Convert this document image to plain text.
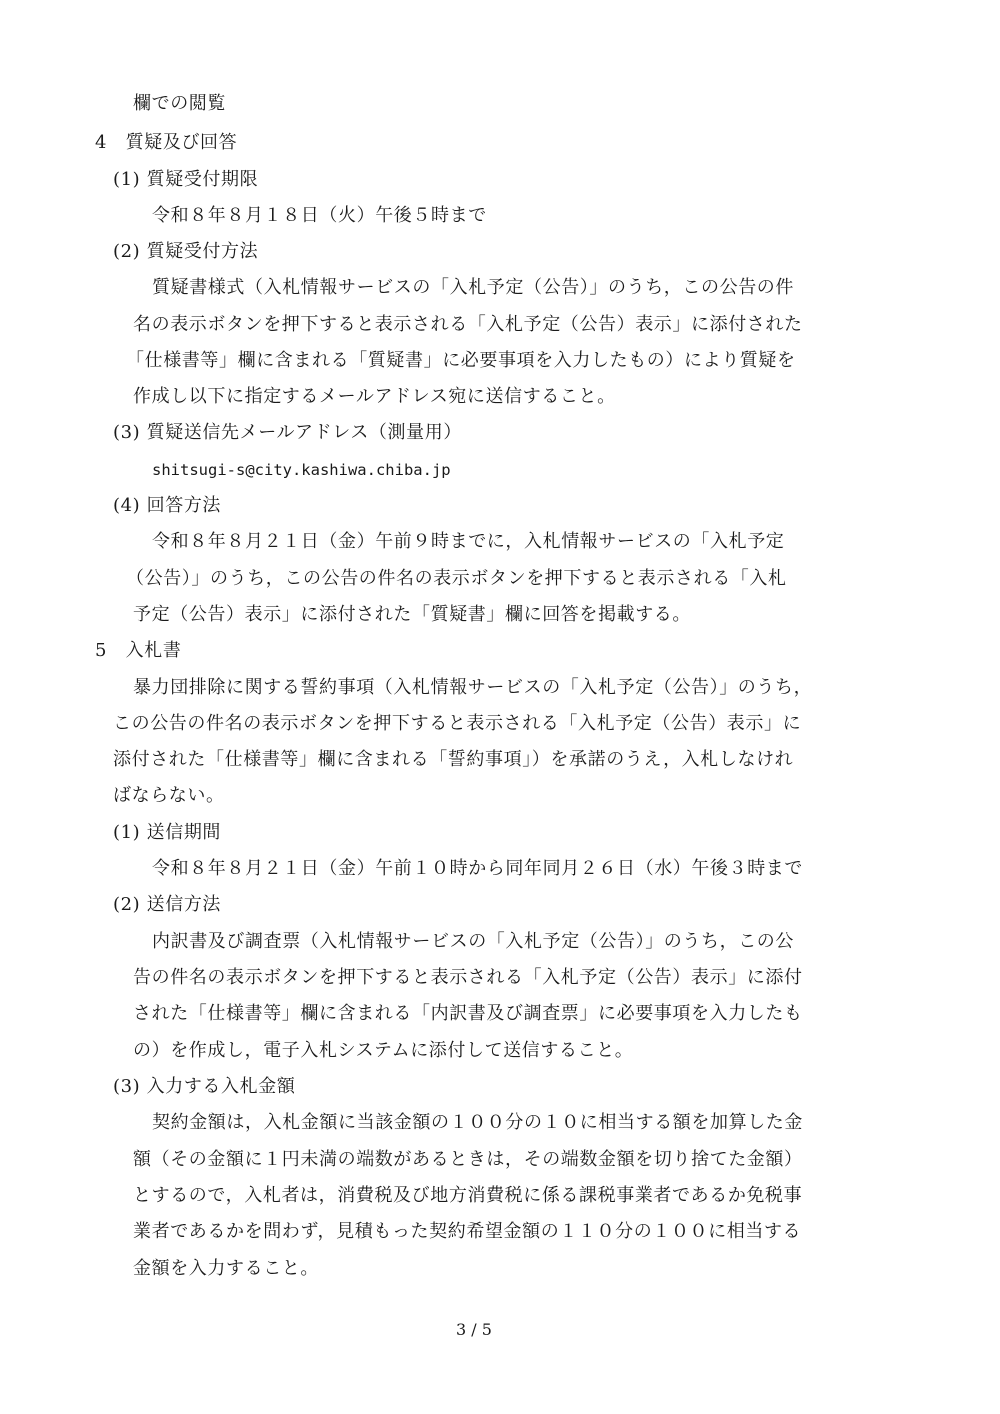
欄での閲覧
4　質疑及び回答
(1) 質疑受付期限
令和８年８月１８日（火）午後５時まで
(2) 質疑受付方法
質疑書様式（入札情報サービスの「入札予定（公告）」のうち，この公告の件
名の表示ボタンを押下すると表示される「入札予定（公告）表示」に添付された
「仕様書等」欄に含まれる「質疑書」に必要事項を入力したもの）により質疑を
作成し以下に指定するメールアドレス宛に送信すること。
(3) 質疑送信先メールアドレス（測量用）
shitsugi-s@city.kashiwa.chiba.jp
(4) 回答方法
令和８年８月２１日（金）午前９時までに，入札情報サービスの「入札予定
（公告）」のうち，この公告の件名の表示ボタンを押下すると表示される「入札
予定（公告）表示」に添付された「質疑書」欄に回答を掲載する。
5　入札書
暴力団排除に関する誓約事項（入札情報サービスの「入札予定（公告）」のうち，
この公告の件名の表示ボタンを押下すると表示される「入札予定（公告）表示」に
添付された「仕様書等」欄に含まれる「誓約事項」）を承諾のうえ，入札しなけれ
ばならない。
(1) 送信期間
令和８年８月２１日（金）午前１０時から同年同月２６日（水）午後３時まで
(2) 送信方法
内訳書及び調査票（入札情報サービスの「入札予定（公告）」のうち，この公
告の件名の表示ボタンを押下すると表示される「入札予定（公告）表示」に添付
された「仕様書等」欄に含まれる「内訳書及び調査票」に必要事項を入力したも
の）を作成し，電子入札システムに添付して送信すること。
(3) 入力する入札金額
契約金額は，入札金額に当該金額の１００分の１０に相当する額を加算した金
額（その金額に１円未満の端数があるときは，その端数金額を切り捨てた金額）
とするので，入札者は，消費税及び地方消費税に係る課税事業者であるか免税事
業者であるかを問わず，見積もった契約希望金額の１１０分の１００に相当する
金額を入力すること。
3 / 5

□ □ □ □ □ □ □

▶ **Problem details**
From the data above, copy each line where the string "に添付された" appears.

▶ **Answer to this exercise**
名の表示ボタンを押下すると表示される「入札予定（公告）表示」に添付された
予定（公告）表示」に添付された「質疑書」欄に回答を掲載する。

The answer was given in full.